PROVIDED DATA:
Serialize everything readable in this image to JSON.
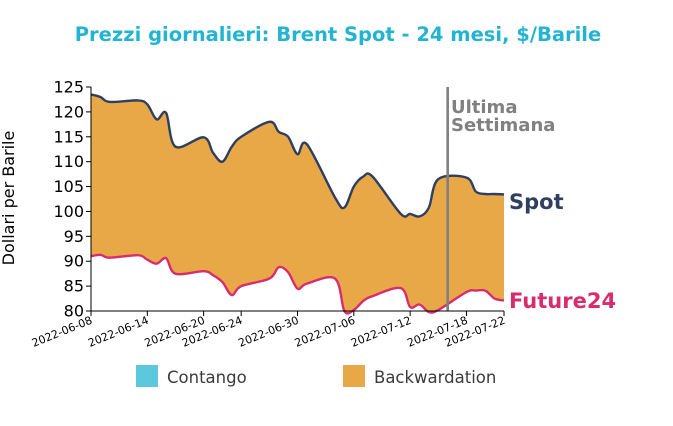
{
  "chart_data": {
    "type": "area",
    "title": "Prezzi giornalieri: Brent Spot - 24 mesi, $/Barile",
    "ylabel": "Dollari per Barile",
    "xlabel": "",
    "ylim": [
      80,
      125
    ],
    "yticks": [
      80,
      85,
      90,
      95,
      100,
      105,
      110,
      115,
      120,
      125
    ],
    "xlim": [
      "2022-06-08",
      "2022-07-22"
    ],
    "xticks": [
      "2022-06-08",
      "2022-06-14",
      "2022-06-20",
      "2022-06-24",
      "2022-06-30",
      "2022-07-06",
      "2022-07-12",
      "2022-07-18",
      "2022-07-22"
    ],
    "x": [
      "2022-06-08",
      "2022-06-09",
      "2022-06-10",
      "2022-06-13",
      "2022-06-14",
      "2022-06-15",
      "2022-06-16",
      "2022-06-17",
      "2022-06-20",
      "2022-06-21",
      "2022-06-22",
      "2022-06-23",
      "2022-06-24",
      "2022-06-27",
      "2022-06-28",
      "2022-06-29",
      "2022-06-30",
      "2022-07-01",
      "2022-07-04",
      "2022-07-05",
      "2022-07-06",
      "2022-07-07",
      "2022-07-08",
      "2022-07-11",
      "2022-07-12",
      "2022-07-13",
      "2022-07-14",
      "2022-07-15",
      "2022-07-18",
      "2022-07-19",
      "2022-07-20",
      "2022-07-21",
      "2022-07-22"
    ],
    "series": [
      {
        "name": "Spot",
        "color": "#2e3f5f",
        "values": [
          123.5,
          123.0,
          122.0,
          122.3,
          121.5,
          118.5,
          119.8,
          113.0,
          114.9,
          111.8,
          110.0,
          113.0,
          115.0,
          118.0,
          116.0,
          115.0,
          111.5,
          113.5,
          102.8,
          100.8,
          105.0,
          107.0,
          107.0,
          99.5,
          99.5,
          99.0,
          100.8,
          106.5,
          106.8,
          104.0,
          103.5,
          103.5,
          103.4
        ]
      },
      {
        "name": "Future24",
        "color": "#d72c6e",
        "values": [
          91.0,
          91.3,
          90.7,
          91.2,
          90.3,
          89.5,
          90.6,
          87.5,
          88.0,
          87.2,
          85.8,
          83.2,
          85.0,
          86.5,
          88.8,
          87.8,
          84.5,
          85.5,
          86.5,
          80.0,
          80.2,
          82.0,
          83.0,
          84.6,
          80.8,
          81.3,
          79.8,
          80.2,
          83.8,
          84.1,
          84.1,
          82.5,
          82.1
        ]
      }
    ],
    "fills": [
      {
        "name": "Contango",
        "color": "#5bc8de"
      },
      {
        "name": "Backwardation",
        "color": "#e8a848"
      }
    ],
    "annotation": {
      "line1": "Ultima",
      "line2": "Settimana",
      "x": "2022-07-16",
      "color": "#808080"
    },
    "title_color": "#22b4d1",
    "legend_placement": "bottom"
  }
}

REQUIREMENTS: Write out each line again precisely as it appears, skipping every picture.

REPLY TO THE TASK:
Serialize everything readable in this image to JSON.
{
  "chart_data": {
    "type": "area",
    "title": "Prezzi giornalieri: Brent Spot - 24 mesi, $/Barile",
    "ylabel": "Dollari per Barile",
    "xlabel": "",
    "ylim": [
      80,
      125
    ],
    "yticks": [
      80,
      85,
      90,
      95,
      100,
      105,
      110,
      115,
      120,
      125
    ],
    "xlim": [
      "2022-06-08",
      "2022-07-22"
    ],
    "xticks": [
      "2022-06-08",
      "2022-06-14",
      "2022-06-20",
      "2022-06-24",
      "2022-06-30",
      "2022-07-06",
      "2022-07-12",
      "2022-07-18",
      "2022-07-22"
    ],
    "x": [
      "2022-06-08",
      "2022-06-09",
      "2022-06-10",
      "2022-06-13",
      "2022-06-14",
      "2022-06-15",
      "2022-06-16",
      "2022-06-17",
      "2022-06-20",
      "2022-06-21",
      "2022-06-22",
      "2022-06-23",
      "2022-06-24",
      "2022-06-27",
      "2022-06-28",
      "2022-06-29",
      "2022-06-30",
      "2022-07-01",
      "2022-07-04",
      "2022-07-05",
      "2022-07-06",
      "2022-07-07",
      "2022-07-08",
      "2022-07-11",
      "2022-07-12",
      "2022-07-13",
      "2022-07-14",
      "2022-07-15",
      "2022-07-18",
      "2022-07-19",
      "2022-07-20",
      "2022-07-21",
      "2022-07-22"
    ],
    "series": [
      {
        "name": "Spot",
        "color": "#2e3f5f",
        "values": [
          123.5,
          123.0,
          122.0,
          122.3,
          121.5,
          118.5,
          119.8,
          113.0,
          114.9,
          111.8,
          110.0,
          113.0,
          115.0,
          118.0,
          116.0,
          115.0,
          111.5,
          113.5,
          102.8,
          100.8,
          105.0,
          107.0,
          107.0,
          99.5,
          99.5,
          99.0,
          100.8,
          106.5,
          106.8,
          104.0,
          103.5,
          103.5,
          103.4
        ]
      },
      {
        "name": "Future24",
        "color": "#d72c6e",
        "values": [
          91.0,
          91.3,
          90.7,
          91.2,
          90.3,
          89.5,
          90.6,
          87.5,
          88.0,
          87.2,
          85.8,
          83.2,
          85.0,
          86.5,
          88.8,
          87.8,
          84.5,
          85.5,
          86.5,
          80.0,
          80.2,
          82.0,
          83.0,
          84.6,
          80.8,
          81.3,
          79.8,
          80.2,
          83.8,
          84.1,
          84.1,
          82.5,
          82.1
        ]
      }
    ],
    "fills": [
      {
        "name": "Contango",
        "color": "#5bc8de"
      },
      {
        "name": "Backwardation",
        "color": "#e8a848"
      }
    ],
    "annotation": {
      "line1": "Ultima",
      "line2": "Settimana",
      "x": "2022-07-16",
      "color": "#808080"
    },
    "title_color": "#22b4d1",
    "legend_placement": "bottom"
  }
}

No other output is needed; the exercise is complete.